◆ What to produce ◆
Each line that holds the word "title" should be returned.

◆ Supplied material ◆

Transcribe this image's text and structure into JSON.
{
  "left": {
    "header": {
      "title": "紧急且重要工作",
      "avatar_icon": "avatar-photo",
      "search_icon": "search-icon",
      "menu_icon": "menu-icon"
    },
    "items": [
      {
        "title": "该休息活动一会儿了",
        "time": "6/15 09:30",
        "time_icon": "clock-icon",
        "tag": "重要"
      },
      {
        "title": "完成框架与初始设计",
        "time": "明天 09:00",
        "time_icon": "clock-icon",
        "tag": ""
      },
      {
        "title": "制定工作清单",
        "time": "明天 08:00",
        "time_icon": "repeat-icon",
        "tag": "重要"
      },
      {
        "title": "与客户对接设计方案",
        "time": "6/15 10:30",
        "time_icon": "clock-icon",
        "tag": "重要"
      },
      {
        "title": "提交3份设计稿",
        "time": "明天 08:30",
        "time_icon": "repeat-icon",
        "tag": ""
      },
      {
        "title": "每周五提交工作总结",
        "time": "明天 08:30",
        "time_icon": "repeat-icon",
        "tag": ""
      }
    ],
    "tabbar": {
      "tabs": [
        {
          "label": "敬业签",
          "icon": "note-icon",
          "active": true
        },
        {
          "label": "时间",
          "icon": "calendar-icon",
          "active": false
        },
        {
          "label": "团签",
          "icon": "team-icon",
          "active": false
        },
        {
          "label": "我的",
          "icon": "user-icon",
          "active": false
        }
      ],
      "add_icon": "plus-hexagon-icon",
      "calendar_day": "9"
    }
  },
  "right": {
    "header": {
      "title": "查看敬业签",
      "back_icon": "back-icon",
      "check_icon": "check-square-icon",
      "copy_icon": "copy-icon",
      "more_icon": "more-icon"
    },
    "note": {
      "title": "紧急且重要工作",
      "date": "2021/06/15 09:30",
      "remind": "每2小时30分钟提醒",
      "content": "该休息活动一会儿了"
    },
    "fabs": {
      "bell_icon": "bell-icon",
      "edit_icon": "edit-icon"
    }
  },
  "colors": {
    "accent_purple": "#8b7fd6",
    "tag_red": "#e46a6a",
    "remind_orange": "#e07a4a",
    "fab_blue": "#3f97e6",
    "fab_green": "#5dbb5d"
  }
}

◆ Reply to the task ◆
      "title": "紧急且重要工作",
        "title": "该休息活动一会儿了",
        "title": "完成框架与初始设计",
        "title": "制定工作清单",
        "title": "与客户对接设计方案",
        "title": "提交3份设计稿",
        "title": "每周五提交工作总结",
      "title": "查看敬业签",
      "title": "紧急且重要工作",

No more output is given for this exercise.